What to work on: Find each row below that contains the word "Number" and copy every such row in full.

Records provided:
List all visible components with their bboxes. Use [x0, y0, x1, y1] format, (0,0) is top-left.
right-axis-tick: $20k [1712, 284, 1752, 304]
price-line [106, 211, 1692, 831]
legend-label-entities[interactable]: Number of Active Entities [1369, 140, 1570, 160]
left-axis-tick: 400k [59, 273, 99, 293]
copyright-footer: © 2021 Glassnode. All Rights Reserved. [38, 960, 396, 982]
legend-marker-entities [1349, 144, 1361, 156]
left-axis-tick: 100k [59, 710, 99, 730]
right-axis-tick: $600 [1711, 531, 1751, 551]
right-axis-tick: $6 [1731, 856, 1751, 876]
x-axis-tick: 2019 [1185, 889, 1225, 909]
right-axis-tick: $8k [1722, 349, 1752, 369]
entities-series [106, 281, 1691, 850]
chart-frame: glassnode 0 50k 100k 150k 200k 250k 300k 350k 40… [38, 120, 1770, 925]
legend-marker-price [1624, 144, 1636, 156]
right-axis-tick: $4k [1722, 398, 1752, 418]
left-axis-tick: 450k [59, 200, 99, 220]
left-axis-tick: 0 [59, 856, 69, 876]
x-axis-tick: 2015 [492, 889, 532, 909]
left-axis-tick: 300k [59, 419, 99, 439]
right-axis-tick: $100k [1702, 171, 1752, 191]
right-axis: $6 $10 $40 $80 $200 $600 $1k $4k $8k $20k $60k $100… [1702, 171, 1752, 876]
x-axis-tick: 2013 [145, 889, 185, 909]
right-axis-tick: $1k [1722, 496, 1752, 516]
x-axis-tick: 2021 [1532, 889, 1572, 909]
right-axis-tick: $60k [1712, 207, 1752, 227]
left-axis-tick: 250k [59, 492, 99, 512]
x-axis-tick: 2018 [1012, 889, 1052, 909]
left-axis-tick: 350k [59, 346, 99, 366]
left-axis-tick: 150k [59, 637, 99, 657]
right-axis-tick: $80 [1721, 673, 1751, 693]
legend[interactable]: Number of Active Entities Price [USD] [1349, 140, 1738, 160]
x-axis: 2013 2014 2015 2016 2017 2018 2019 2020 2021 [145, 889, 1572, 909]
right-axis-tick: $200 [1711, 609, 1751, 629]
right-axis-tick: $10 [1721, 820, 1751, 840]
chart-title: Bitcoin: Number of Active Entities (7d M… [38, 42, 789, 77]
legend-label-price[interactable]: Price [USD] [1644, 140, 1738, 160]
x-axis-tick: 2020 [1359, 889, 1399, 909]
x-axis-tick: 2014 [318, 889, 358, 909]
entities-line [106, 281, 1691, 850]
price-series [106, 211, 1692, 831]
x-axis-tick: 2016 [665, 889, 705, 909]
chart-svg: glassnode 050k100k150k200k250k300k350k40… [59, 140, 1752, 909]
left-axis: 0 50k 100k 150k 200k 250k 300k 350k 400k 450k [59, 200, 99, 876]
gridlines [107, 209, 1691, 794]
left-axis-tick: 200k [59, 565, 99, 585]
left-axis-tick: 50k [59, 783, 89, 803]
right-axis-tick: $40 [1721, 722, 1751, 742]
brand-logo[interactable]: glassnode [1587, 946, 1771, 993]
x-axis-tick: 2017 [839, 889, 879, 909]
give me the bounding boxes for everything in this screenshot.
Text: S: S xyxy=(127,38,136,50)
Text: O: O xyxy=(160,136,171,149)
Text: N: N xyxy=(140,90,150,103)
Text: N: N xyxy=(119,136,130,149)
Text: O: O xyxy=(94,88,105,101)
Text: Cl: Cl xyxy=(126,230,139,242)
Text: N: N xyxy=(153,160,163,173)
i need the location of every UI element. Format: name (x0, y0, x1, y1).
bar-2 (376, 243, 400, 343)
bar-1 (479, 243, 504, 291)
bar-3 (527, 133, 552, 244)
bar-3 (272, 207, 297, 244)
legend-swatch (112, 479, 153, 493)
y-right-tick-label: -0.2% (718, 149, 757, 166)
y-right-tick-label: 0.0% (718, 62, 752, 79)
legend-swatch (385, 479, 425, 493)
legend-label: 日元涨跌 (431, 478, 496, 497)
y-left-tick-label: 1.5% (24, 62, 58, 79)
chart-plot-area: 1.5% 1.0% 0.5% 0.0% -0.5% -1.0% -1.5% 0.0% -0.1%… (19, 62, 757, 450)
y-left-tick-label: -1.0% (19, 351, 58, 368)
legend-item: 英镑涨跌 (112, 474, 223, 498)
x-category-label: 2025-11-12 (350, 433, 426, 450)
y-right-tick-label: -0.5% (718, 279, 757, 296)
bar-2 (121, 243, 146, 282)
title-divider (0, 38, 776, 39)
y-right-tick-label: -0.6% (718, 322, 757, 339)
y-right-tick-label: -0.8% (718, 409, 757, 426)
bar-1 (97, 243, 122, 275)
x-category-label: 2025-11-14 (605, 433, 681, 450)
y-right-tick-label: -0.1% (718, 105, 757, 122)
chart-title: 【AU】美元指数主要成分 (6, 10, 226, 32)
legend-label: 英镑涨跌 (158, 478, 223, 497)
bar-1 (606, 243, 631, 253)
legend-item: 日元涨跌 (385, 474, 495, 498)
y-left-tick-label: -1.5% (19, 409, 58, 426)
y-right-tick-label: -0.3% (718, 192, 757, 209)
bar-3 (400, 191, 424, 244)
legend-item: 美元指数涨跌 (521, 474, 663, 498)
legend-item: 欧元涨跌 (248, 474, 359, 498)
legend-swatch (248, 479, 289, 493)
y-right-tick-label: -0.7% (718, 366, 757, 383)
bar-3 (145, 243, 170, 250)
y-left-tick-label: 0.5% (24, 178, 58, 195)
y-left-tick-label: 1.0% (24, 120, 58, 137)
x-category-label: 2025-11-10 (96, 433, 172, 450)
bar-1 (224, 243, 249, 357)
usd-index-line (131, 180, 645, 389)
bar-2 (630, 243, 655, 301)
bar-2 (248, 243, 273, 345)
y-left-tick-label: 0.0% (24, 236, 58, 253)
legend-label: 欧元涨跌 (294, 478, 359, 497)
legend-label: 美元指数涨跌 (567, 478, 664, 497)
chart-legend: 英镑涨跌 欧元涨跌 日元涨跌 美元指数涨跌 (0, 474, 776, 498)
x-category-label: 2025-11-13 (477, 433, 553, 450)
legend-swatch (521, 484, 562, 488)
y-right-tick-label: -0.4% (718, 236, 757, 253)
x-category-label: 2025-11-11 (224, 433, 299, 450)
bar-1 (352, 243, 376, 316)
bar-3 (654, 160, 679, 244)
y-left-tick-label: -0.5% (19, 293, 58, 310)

Solved problem:
legend-label-entities[interactable]: Number of Active Entities [1369, 140, 1570, 160]
legend[interactable]: Number of Active Entities Price [USD] [1349, 140, 1738, 160]
chart-title: Bitcoin: Number of Active Entities (7d M… [38, 42, 789, 77]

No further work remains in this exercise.